Transcribe the records word for word, starting at the line that contains "y-tick-label: 130.000 — [41, 298, 102, 317]" and ending at the line that contains "y-tick-label: 134.000 — [41, 218, 102, 237]", both included.

━━━ Supplied material ━━━

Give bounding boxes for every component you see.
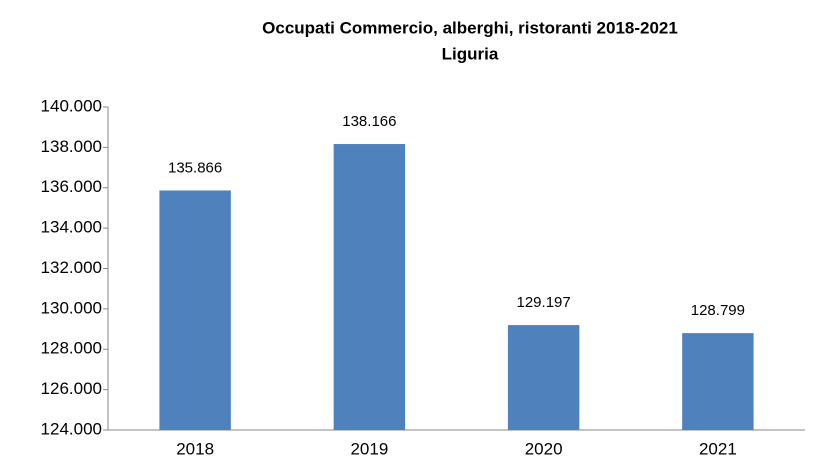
y-tick-label: 130.000 — [41, 298, 102, 317]
x-tick-label: 2020 — [525, 439, 563, 458]
bar — [507, 325, 580, 430]
bar — [333, 144, 406, 431]
x-tick-label: 2021 — [699, 439, 737, 458]
bar — [159, 190, 231, 430]
value-label: 138.166 — [342, 113, 396, 130]
y-tick-label: 134.000 — [41, 218, 102, 237]
y-tick-label: 138.000 — [41, 137, 102, 156]
y-tick-label: 128.000 — [41, 339, 102, 358]
value-label: 135.866 — [168, 159, 222, 176]
chart-title: Occupati Commercio, alberghi, ristoranti… — [262, 18, 678, 37]
value-label: 128.799 — [691, 302, 745, 319]
x-tick-label: 2018 — [176, 439, 214, 458]
y-tick-label: 136.000 — [41, 177, 102, 196]
chart-subtitle: Liguria — [442, 44, 499, 63]
y-tick-label: 124.000 — [41, 419, 102, 438]
y-tick-label: 140.000 — [41, 96, 102, 115]
x-tick-label: 2019 — [350, 439, 388, 458]
y-tick-label: 132.000 — [41, 258, 102, 277]
bar — [682, 333, 754, 430]
y-tick-label: 126.000 — [41, 379, 102, 398]
value-label: 129.197 — [517, 294, 571, 311]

━━━

> [Solution for this task]
y-tick-label: 130.000 — [41, 298, 102, 317]
x-tick-label: 2020 — [525, 439, 563, 458]
bar — [507, 325, 580, 430]
bar — [333, 144, 406, 431]
x-tick-label: 2021 — [699, 439, 737, 458]
bar — [159, 190, 231, 430]
value-label: 138.166 — [342, 113, 396, 130]
y-tick-label: 134.000 — [41, 218, 102, 237]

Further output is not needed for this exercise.